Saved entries
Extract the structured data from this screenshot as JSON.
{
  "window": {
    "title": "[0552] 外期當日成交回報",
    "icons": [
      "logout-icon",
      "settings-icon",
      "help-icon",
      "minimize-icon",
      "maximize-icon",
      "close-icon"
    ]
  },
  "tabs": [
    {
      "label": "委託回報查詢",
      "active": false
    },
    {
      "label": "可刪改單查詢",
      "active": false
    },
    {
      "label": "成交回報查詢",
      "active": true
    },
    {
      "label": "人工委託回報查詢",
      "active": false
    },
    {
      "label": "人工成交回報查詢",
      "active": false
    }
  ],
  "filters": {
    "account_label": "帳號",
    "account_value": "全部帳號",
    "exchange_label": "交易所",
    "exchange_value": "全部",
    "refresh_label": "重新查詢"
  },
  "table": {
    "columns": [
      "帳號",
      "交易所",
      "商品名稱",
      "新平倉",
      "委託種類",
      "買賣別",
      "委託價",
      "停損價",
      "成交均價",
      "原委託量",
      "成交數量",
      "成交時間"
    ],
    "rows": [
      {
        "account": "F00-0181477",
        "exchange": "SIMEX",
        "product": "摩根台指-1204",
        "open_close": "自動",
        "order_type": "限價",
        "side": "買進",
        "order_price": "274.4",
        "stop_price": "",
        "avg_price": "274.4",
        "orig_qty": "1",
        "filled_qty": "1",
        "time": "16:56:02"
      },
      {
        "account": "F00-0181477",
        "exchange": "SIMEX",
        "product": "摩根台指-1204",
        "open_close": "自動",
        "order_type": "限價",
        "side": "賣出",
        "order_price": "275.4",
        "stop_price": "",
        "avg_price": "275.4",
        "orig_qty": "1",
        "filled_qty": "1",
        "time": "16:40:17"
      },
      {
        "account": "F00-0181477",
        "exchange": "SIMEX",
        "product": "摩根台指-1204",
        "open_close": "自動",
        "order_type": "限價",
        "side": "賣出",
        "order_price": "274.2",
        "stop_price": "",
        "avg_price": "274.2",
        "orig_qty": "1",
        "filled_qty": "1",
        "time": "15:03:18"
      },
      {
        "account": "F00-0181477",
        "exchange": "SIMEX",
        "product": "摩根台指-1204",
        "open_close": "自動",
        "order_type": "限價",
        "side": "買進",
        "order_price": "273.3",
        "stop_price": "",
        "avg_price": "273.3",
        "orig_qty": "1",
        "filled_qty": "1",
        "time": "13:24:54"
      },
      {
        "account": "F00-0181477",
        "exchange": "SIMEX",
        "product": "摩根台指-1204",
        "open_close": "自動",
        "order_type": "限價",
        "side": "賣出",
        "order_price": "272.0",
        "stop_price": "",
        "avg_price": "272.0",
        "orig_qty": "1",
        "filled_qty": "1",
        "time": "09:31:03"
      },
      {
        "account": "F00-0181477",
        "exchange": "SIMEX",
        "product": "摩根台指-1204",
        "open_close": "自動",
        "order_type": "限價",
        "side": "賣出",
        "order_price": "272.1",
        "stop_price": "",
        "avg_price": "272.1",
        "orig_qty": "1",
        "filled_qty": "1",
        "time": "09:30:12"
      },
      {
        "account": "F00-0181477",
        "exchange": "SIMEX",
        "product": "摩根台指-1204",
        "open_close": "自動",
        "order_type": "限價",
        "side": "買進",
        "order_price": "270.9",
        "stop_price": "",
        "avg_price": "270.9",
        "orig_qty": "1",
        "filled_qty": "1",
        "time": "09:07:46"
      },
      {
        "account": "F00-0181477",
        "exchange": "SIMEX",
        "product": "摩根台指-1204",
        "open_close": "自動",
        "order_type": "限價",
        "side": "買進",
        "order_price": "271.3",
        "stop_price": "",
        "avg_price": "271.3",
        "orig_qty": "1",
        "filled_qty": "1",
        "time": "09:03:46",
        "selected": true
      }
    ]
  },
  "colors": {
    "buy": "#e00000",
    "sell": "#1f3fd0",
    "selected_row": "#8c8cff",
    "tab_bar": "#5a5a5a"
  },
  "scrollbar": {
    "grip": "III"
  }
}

## EXERCISE PROMPT
Copy all data exactly, start to finish.

## COMPLETE ANSWER
Extract the structured data from this screenshot as JSON.
{
  "window": {
    "title": "[0552] 外期當日成交回報",
    "icons": [
      "logout-icon",
      "settings-icon",
      "help-icon",
      "minimize-icon",
      "maximize-icon",
      "close-icon"
    ]
  },
  "tabs": [
    {
      "label": "委託回報查詢",
      "active": false
    },
    {
      "label": "可刪改單查詢",
      "active": false
    },
    {
      "label": "成交回報查詢",
      "active": true
    },
    {
      "label": "人工委託回報查詢",
      "active": false
    },
    {
      "label": "人工成交回報查詢",
      "active": false
    }
  ],
  "filters": {
    "account_label": "帳號",
    "account_value": "全部帳號",
    "exchange_label": "交易所",
    "exchange_value": "全部",
    "refresh_label": "重新查詢"
  },
  "table": {
    "columns": [
      "帳號",
      "交易所",
      "商品名稱",
      "新平倉",
      "委託種類",
      "買賣別",
      "委託價",
      "停損價",
      "成交均價",
      "原委託量",
      "成交數量",
      "成交時間"
    ],
    "rows": [
      {
        "account": "F00-0181477",
        "exchange": "SIMEX",
        "product": "摩根台指-1204",
        "open_close": "自動",
        "order_type": "限價",
        "side": "買進",
        "order_price": "274.4",
        "stop_price": "",
        "avg_price": "274.4",
        "orig_qty": "1",
        "filled_qty": "1",
        "time": "16:56:02"
      },
      {
        "account": "F00-0181477",
        "exchange": "SIMEX",
        "product": "摩根台指-1204",
        "open_close": "自動",
        "order_type": "限價",
        "side": "賣出",
        "order_price": "275.4",
        "stop_price": "",
        "avg_price": "275.4",
        "orig_qty": "1",
        "filled_qty": "1",
        "time": "16:40:17"
      },
      {
        "account": "F00-0181477",
        "exchange": "SIMEX",
        "product": "摩根台指-1204",
        "open_close": "自動",
        "order_type": "限價",
        "side": "賣出",
        "order_price": "274.2",
        "stop_price": "",
        "avg_price": "274.2",
        "orig_qty": "1",
        "filled_qty": "1",
        "time": "15:03:18"
      },
      {
        "account": "F00-0181477",
        "exchange": "SIMEX",
        "product": "摩根台指-1204",
        "open_close": "自動",
        "order_type": "限價",
        "side": "買進",
        "order_price": "273.3",
        "stop_price": "",
        "avg_price": "273.3",
        "orig_qty": "1",
        "filled_qty": "1",
        "time": "13:24:54"
      },
      {
        "account": "F00-0181477",
        "exchange": "SIMEX",
        "product": "摩根台指-1204",
        "open_close": "自動",
        "order_type": "限價",
        "side": "賣出",
        "order_price": "272.0",
        "stop_price": "",
        "avg_price": "272.0",
        "orig_qty": "1",
        "filled_qty": "1",
        "time": "09:31:03"
      },
      {
        "account": "F00-0181477",
        "exchange": "SIMEX",
        "product": "摩根台指-1204",
        "open_close": "自動",
        "order_type": "限價",
        "side": "賣出",
        "order_price": "272.1",
        "stop_price": "",
        "avg_price": "272.1",
        "orig_qty": "1",
        "filled_qty": "1",
        "time": "09:30:12"
      },
      {
        "account": "F00-0181477",
        "exchange": "SIMEX",
        "product": "摩根台指-1204",
        "open_close": "自動",
        "order_type": "限價",
        "side": "買進",
        "order_price": "270.9",
        "stop_price": "",
        "avg_price": "270.9",
        "orig_qty": "1",
        "filled_qty": "1",
        "time": "09:07:46"
      },
      {
        "account": "F00-0181477",
        "exchange": "SIMEX",
        "product": "摩根台指-1204",
        "open_close": "自動",
        "order_type": "限價",
        "side": "買進",
        "order_price": "271.3",
        "stop_price": "",
        "avg_price": "271.3",
        "orig_qty": "1",
        "filled_qty": "1",
        "time": "09:03:46",
        "selected": true
      }
    ]
  },
  "colors": {
    "buy": "#e00000",
    "sell": "#1f3fd0",
    "selected_row": "#8c8cff",
    "tab_bar": "#5a5a5a"
  },
  "scrollbar": {
    "grip": "III"
  }
}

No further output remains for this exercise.